Problem details — Leave out the pictures and restate the rest of the data exactly.

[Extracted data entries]
+--

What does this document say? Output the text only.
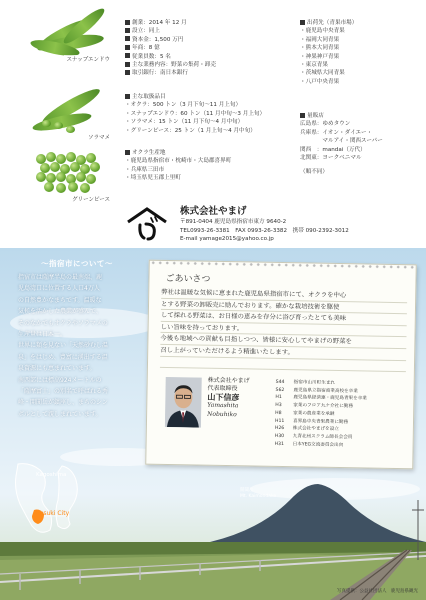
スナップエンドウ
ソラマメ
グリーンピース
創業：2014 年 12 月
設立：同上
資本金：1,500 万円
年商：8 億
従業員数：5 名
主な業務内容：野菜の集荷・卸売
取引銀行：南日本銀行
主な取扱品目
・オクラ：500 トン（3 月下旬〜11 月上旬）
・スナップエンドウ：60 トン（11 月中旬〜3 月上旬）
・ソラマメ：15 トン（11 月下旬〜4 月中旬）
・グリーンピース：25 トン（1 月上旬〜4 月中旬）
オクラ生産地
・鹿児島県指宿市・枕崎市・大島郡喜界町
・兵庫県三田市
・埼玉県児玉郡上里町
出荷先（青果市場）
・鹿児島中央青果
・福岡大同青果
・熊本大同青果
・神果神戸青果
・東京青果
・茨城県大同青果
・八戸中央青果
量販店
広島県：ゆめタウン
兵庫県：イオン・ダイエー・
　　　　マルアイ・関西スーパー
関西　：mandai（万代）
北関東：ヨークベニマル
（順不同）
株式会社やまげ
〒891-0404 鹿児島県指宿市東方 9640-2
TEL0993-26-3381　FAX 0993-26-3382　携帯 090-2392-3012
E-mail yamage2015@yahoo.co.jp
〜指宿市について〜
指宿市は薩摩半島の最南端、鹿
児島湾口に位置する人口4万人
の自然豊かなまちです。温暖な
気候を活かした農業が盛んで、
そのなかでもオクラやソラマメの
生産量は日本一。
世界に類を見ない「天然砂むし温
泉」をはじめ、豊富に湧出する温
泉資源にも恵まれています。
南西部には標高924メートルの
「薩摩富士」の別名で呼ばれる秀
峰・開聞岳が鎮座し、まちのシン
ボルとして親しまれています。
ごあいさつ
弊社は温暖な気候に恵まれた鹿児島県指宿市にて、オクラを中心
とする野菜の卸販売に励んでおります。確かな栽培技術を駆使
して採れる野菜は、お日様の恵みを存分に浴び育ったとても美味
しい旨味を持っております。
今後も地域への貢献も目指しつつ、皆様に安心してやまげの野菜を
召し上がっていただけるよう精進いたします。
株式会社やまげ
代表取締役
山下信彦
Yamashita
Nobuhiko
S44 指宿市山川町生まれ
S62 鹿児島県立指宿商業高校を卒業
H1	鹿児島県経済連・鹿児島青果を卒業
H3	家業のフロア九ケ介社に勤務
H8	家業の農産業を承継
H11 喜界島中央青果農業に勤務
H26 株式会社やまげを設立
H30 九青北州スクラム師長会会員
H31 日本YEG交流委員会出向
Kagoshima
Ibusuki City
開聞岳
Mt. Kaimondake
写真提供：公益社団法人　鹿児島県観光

+--

Answer in full —
What does this document say? Output the text only.
スナップエンドウ
ソラマメ
グリーンピース
創業：2014 年 12 月
設立：同上
資本金：1,500 万円
年商：8 億
従業員数：5 名
主な業務内容：野菜の集荷・卸売
取引銀行：南日本銀行
主な取扱品目
・オクラ：500 トン（3 月下旬〜11 月上旬）
・スナップエンドウ：60 トン（11 月中旬〜3 月上旬）
・ソラマメ：15 トン（11 月下旬〜4 月中旬）
・グリーンピース：25 トン（1 月上旬〜4 月中旬）
オクラ生産地
・鹿児島県指宿市・枕崎市・大島郡喜界町
・兵庫県三田市
・埼玉県児玉郡上里町
出荷先（青果市場）
・鹿児島中央青果
・福岡大同青果
・熊本大同青果
・神果神戸青果
・東京青果
・茨城県大同青果
・八戸中央青果
量販店
広島県：ゆめタウン
兵庫県：イオン・ダイエー・
　　　　マルアイ・関西スーパー
関西　：mandai（万代）
北関東：ヨークベニマル
（順不同）
株式会社やまげ
〒891-0404 鹿児島県指宿市東方 9640-2
TEL0993-26-3381　FAX 0993-26-3382　携帯 090-2392-3012
E-mail yamage2015@yahoo.co.jp
〜指宿市について〜
指宿市は薩摩半島の最南端、鹿
児島湾口に位置する人口4万人
の自然豊かなまちです。温暖な
気候を活かした農業が盛んで、
そのなかでもオクラやソラマメの
生産量は日本一。
世界に類を見ない「天然砂むし温
泉」をはじめ、豊富に湧出する温
泉資源にも恵まれています。
南西部には標高924メートルの
「薩摩富士」の別名で呼ばれる秀
峰・開聞岳が鎮座し、まちのシン
ボルとして親しまれています。
ごあいさつ
弊社は温暖な気候に恵まれた鹿児島県指宿市にて、オクラを中心
とする野菜の卸販売に励んでおります。確かな栽培技術を駆使
して採れる野菜は、お日様の恵みを存分に浴び育ったとても美味
しい旨味を持っております。
今後も地域への貢献も目指しつつ、皆様に安心してやまげの野菜を
召し上がっていただけるよう精進いたします。
株式会社やまげ
代表取締役
山下信彦
Yamashita
Nobuhiko
S44 指宿市山川町生まれ
S62 鹿児島県立指宿商業高校を卒業
H1	鹿児島県経済連・鹿児島青果を卒業
H3	家業のフロア九ケ介社に勤務
H8	家業の農産業を承継
H11 喜界島中央青果農業に勤務
H26 株式会社やまげを設立
H30 九青北州スクラム師長会会員
H31 日本YEG交流委員会出向
Kagoshima
Ibusuki City
開聞岳
Mt. Kaimondake
写真提供：公益社団法人　鹿児島県観光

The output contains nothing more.